Print out all of the records exactly; no picture belongs in the result.

'''

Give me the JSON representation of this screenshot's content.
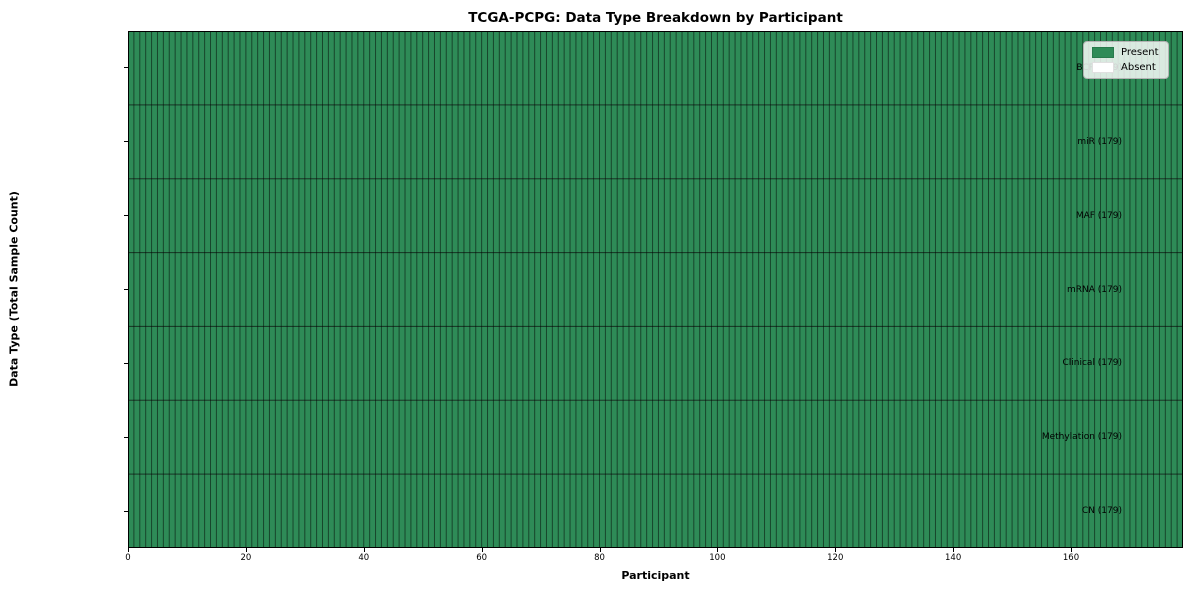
{
  "chart_data": {
    "type": "heatmap",
    "title": "TCGA-PCPG: Data Type Breakdown by Participant",
    "xlabel": "Participant",
    "ylabel": "Data Type (Total Sample Count)",
    "n_participants": 179,
    "x_range": [
      0,
      179
    ],
    "x_ticks": [
      0,
      20,
      40,
      60,
      80,
      100,
      120,
      140,
      160
    ],
    "grid": true,
    "rows": [
      {
        "label": "BCR (179)",
        "present_count": 179
      },
      {
        "label": "miR (179)",
        "present_count": 179
      },
      {
        "label": "MAF (179)",
        "present_count": 179
      },
      {
        "label": "mRNA (179)",
        "present_count": 179
      },
      {
        "label": "Clinical (179)",
        "present_count": 179
      },
      {
        "label": "Methylation (179)",
        "present_count": 179
      },
      {
        "label": "CN (179)",
        "present_count": 179
      }
    ],
    "legend": {
      "position": "upper right",
      "entries": [
        {
          "label": "Present",
          "color": "#2e8b57"
        },
        {
          "label": "Absent",
          "color": "#ffffff"
        }
      ]
    },
    "colors": {
      "present": "#2e8b57",
      "absent": "#ffffff",
      "cell_border": "rgba(0,0,0,0.5)",
      "row_border": "rgba(0,0,0,0.65)",
      "spine": "#000000"
    }
  }
}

'''

▸ **RESPONSE BELOW**
Give me the JSON representation of this screenshot's content.
{
  "chart_data": {
    "type": "heatmap",
    "title": "TCGA-PCPG: Data Type Breakdown by Participant",
    "xlabel": "Participant",
    "ylabel": "Data Type (Total Sample Count)",
    "n_participants": 179,
    "x_range": [
      0,
      179
    ],
    "x_ticks": [
      0,
      20,
      40,
      60,
      80,
      100,
      120,
      140,
      160
    ],
    "grid": true,
    "rows": [
      {
        "label": "BCR (179)",
        "present_count": 179
      },
      {
        "label": "miR (179)",
        "present_count": 179
      },
      {
        "label": "MAF (179)",
        "present_count": 179
      },
      {
        "label": "mRNA (179)",
        "present_count": 179
      },
      {
        "label": "Clinical (179)",
        "present_count": 179
      },
      {
        "label": "Methylation (179)",
        "present_count": 179
      },
      {
        "label": "CN (179)",
        "present_count": 179
      }
    ],
    "legend": {
      "position": "upper right",
      "entries": [
        {
          "label": "Present",
          "color": "#2e8b57"
        },
        {
          "label": "Absent",
          "color": "#ffffff"
        }
      ]
    },
    "colors": {
      "present": "#2e8b57",
      "absent": "#ffffff",
      "cell_border": "rgba(0,0,0,0.5)",
      "row_border": "rgba(0,0,0,0.65)",
      "spine": "#000000"
    }
  }
}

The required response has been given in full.